Copy the material below word for word, leaving out the pictures.
-------- ENTRIES PROVIDED --------
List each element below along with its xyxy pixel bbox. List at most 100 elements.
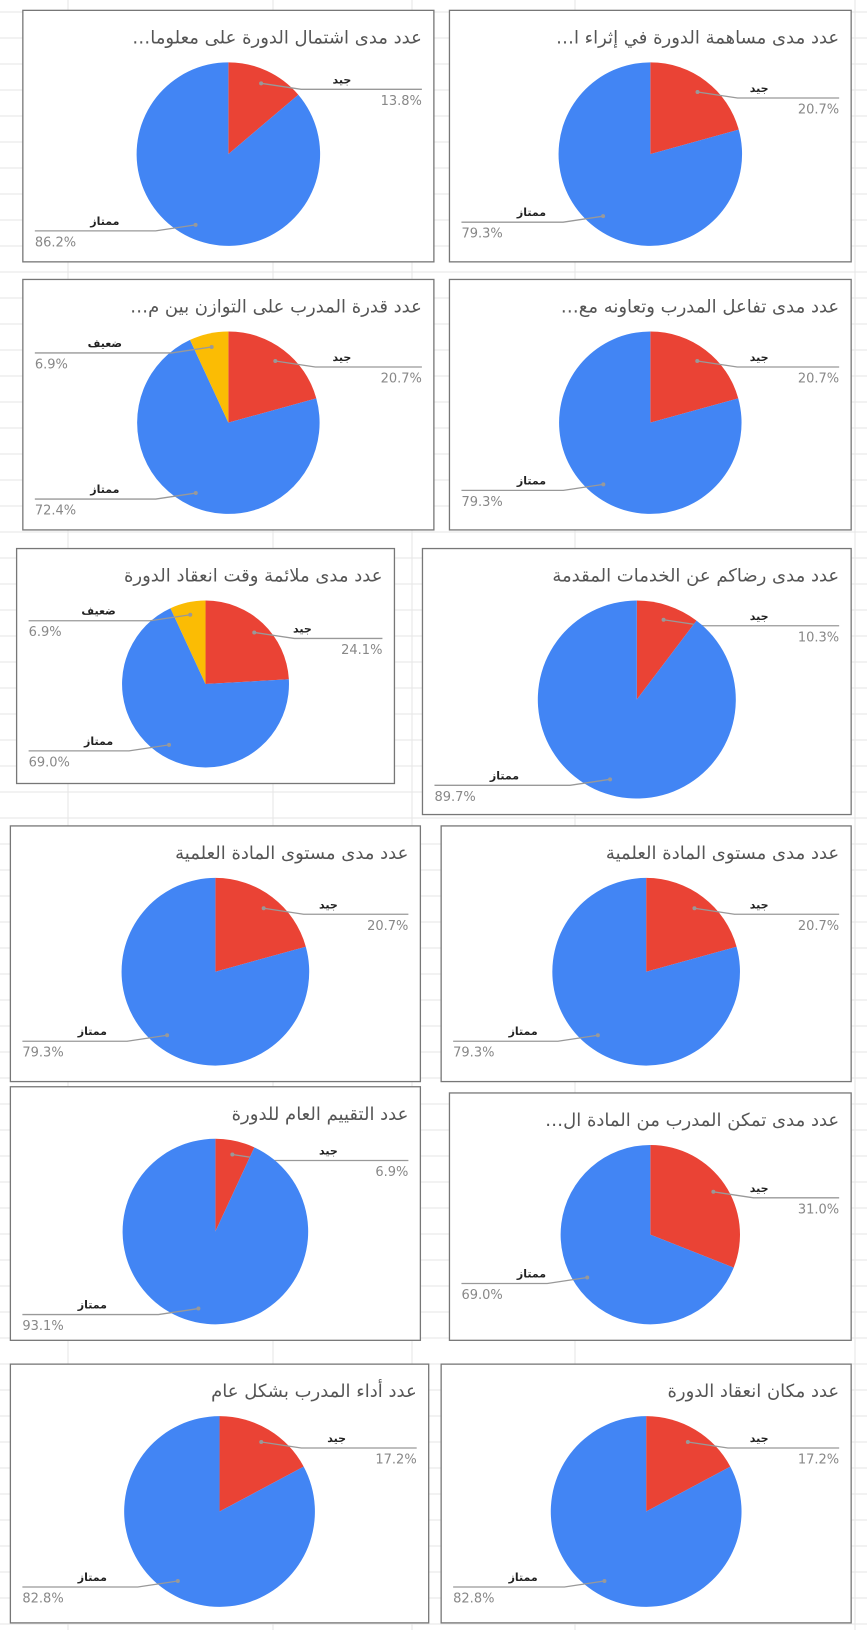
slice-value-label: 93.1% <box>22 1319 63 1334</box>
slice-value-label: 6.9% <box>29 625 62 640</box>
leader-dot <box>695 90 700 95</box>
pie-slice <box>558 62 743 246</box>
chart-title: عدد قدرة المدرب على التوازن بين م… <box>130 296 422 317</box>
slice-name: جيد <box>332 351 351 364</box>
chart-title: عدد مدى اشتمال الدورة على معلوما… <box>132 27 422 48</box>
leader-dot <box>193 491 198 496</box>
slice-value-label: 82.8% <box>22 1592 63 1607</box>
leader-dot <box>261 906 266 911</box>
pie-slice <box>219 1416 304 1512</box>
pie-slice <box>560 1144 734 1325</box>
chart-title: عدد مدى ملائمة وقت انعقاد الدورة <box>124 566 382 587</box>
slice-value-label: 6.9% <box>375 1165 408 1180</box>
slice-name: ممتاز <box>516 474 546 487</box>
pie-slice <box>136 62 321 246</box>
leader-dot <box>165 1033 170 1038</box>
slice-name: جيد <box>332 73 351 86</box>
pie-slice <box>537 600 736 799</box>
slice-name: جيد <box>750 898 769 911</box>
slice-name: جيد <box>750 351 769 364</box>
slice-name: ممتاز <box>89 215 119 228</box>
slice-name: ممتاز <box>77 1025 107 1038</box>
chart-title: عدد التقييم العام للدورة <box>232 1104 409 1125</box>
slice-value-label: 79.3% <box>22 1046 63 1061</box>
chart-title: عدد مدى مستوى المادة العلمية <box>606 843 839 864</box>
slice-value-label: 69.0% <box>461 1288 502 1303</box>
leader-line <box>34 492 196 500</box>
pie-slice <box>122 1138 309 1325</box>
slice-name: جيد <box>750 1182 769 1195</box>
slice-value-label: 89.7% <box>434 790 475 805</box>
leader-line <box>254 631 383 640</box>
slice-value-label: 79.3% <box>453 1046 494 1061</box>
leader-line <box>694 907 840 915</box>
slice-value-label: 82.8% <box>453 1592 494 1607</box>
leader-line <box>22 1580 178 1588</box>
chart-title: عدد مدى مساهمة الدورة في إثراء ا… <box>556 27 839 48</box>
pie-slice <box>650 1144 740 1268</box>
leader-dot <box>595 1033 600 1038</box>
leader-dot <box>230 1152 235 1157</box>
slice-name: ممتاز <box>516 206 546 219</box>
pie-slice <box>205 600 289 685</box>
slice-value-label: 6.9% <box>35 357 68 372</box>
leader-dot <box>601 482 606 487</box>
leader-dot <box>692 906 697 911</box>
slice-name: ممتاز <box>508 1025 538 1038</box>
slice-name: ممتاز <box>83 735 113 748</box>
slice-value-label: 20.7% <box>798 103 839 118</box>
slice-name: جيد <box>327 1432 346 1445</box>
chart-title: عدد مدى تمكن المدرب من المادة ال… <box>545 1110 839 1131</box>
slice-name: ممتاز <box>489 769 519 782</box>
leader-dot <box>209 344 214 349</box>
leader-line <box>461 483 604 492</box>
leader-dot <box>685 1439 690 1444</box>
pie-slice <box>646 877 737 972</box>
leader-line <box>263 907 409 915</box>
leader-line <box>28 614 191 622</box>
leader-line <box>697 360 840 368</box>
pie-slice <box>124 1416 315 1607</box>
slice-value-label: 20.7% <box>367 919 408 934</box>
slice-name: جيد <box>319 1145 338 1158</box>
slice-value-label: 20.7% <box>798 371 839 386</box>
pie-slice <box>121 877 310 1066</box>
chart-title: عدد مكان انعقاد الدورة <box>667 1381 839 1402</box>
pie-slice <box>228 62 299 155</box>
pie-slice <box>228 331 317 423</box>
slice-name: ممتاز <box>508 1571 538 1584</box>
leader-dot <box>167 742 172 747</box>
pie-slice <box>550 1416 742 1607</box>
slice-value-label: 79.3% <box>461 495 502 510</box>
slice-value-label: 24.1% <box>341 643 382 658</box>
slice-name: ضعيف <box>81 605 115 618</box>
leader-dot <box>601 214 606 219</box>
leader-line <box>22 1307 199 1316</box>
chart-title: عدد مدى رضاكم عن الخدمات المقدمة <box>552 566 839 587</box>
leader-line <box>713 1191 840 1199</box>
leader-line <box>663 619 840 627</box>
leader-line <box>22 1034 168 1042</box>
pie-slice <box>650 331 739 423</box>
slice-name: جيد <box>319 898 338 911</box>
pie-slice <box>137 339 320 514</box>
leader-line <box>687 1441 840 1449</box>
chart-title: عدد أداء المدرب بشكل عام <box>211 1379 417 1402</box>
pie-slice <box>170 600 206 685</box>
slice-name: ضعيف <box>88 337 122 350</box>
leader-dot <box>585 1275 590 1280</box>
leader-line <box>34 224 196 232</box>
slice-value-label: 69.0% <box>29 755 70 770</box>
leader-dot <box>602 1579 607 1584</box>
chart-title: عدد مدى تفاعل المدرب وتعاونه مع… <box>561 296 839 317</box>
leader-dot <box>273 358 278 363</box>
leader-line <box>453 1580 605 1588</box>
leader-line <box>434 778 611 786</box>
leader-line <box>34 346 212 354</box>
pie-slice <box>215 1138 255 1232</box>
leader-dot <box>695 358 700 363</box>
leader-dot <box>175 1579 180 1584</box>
--------
- **ANSWER TO THIS EXERCISE**:
List each element below along with its xyxy pixel bbox. List at most 100 elements.
slice-value-label: 93.1% <box>22 1319 63 1334</box>
slice-value-label: 6.9% <box>29 625 62 640</box>
leader-dot <box>695 90 700 95</box>
pie-slice <box>558 62 743 246</box>
chart-title: عدد قدرة المدرب على التوازن بين م… <box>130 296 422 317</box>
slice-name: جيد <box>332 351 351 364</box>
chart-title: عدد مدى اشتمال الدورة على معلوما… <box>132 27 422 48</box>
leader-dot <box>193 491 198 496</box>
slice-value-label: 82.8% <box>22 1592 63 1607</box>
leader-dot <box>261 906 266 911</box>
pie-slice <box>219 1416 304 1512</box>
pie-slice <box>560 1144 734 1325</box>
chart-title: عدد مدى ملائمة وقت انعقاد الدورة <box>124 566 382 587</box>
slice-value-label: 6.9% <box>375 1165 408 1180</box>
slice-name: ممتاز <box>516 474 546 487</box>
pie-slice <box>136 62 321 246</box>
leader-dot <box>165 1033 170 1038</box>
slice-name: جيد <box>332 73 351 86</box>
pie-slice <box>537 600 736 799</box>
slice-name: جيد <box>750 898 769 911</box>
slice-name: جيد <box>750 351 769 364</box>
slice-name: ممتاز <box>89 215 119 228</box>
slice-name: ممتاز <box>77 1025 107 1038</box>
chart-title: عدد التقييم العام للدورة <box>232 1104 409 1125</box>
slice-value-label: 79.3% <box>22 1046 63 1061</box>
chart-title: عدد مدى مستوى المادة العلمية <box>606 843 839 864</box>
slice-value-label: 69.0% <box>461 1288 502 1303</box>
leader-line <box>34 492 196 500</box>
pie-slice <box>122 1138 309 1325</box>
slice-name: جيد <box>750 1182 769 1195</box>
slice-value-label: 89.7% <box>434 790 475 805</box>
leader-line <box>254 631 383 640</box>
slice-value-label: 79.3% <box>453 1046 494 1061</box>
leader-line <box>694 907 840 915</box>
slice-value-label: 82.8% <box>453 1592 494 1607</box>
leader-line <box>22 1580 178 1588</box>
chart-title: عدد مدى مساهمة الدورة في إثراء ا… <box>556 27 839 48</box>
pie-slice <box>650 1144 740 1268</box>
leader-dot <box>595 1033 600 1038</box>
leader-dot <box>230 1152 235 1157</box>
slice-name: ممتاز <box>516 206 546 219</box>
pie-slice <box>205 600 289 685</box>
slice-value-label: 6.9% <box>35 357 68 372</box>
leader-dot <box>601 482 606 487</box>
leader-dot <box>692 906 697 911</box>
slice-name: ممتاز <box>508 1025 538 1038</box>
slice-name: ممتاز <box>83 735 113 748</box>
slice-value-label: 20.7% <box>798 103 839 118</box>
slice-name: جيد <box>327 1432 346 1445</box>
chart-title: عدد مدى تمكن المدرب من المادة ال… <box>545 1110 839 1131</box>
slice-name: ممتاز <box>489 769 519 782</box>
leader-dot <box>209 344 214 349</box>
leader-line <box>461 483 604 492</box>
leader-dot <box>685 1439 690 1444</box>
pie-slice <box>646 877 737 972</box>
leader-line <box>263 907 409 915</box>
leader-line <box>28 614 191 622</box>
leader-line <box>697 360 840 368</box>
pie-slice <box>124 1416 315 1607</box>
slice-value-label: 20.7% <box>367 919 408 934</box>
slice-name: جيد <box>319 1145 338 1158</box>
slice-value-label: 20.7% <box>798 371 839 386</box>
pie-slice <box>121 877 310 1066</box>
chart-title: عدد مكان انعقاد الدورة <box>667 1381 839 1402</box>
pie-slice <box>228 62 299 155</box>
pie-slice <box>228 331 317 423</box>
slice-name: ممتاز <box>508 1571 538 1584</box>
leader-dot <box>167 742 172 747</box>
pie-slice <box>550 1416 742 1607</box>
slice-value-label: 79.3% <box>461 495 502 510</box>
slice-value-label: 24.1% <box>341 643 382 658</box>
slice-name: ضعيف <box>81 605 115 618</box>
leader-dot <box>601 214 606 219</box>
leader-line <box>22 1307 199 1316</box>
chart-title: عدد مدى رضاكم عن الخدمات المقدمة <box>552 566 839 587</box>
leader-line <box>713 1191 840 1199</box>
leader-line <box>663 619 840 627</box>
leader-line <box>22 1034 168 1042</box>
pie-slice <box>650 331 739 423</box>
slice-name: جيد <box>319 898 338 911</box>
pie-slice <box>137 339 320 514</box>
leader-line <box>687 1441 840 1449</box>
chart-title: عدد أداء المدرب بشكل عام <box>211 1379 417 1402</box>
pie-slice <box>170 600 206 685</box>
slice-name: ضعيف <box>88 337 122 350</box>
leader-dot <box>585 1275 590 1280</box>
leader-line <box>34 224 196 232</box>
slice-value-label: 69.0% <box>29 755 70 770</box>
leader-dot <box>602 1579 607 1584</box>
chart-title: عدد مدى تفاعل المدرب وتعاونه مع… <box>561 296 839 317</box>
leader-dot <box>273 358 278 363</box>
leader-line <box>453 1580 605 1588</box>
leader-line <box>434 778 611 786</box>
leader-line <box>34 346 212 354</box>
pie-slice <box>215 1138 255 1232</box>
leader-dot <box>695 358 700 363</box>
leader-dot <box>175 1579 180 1584</box>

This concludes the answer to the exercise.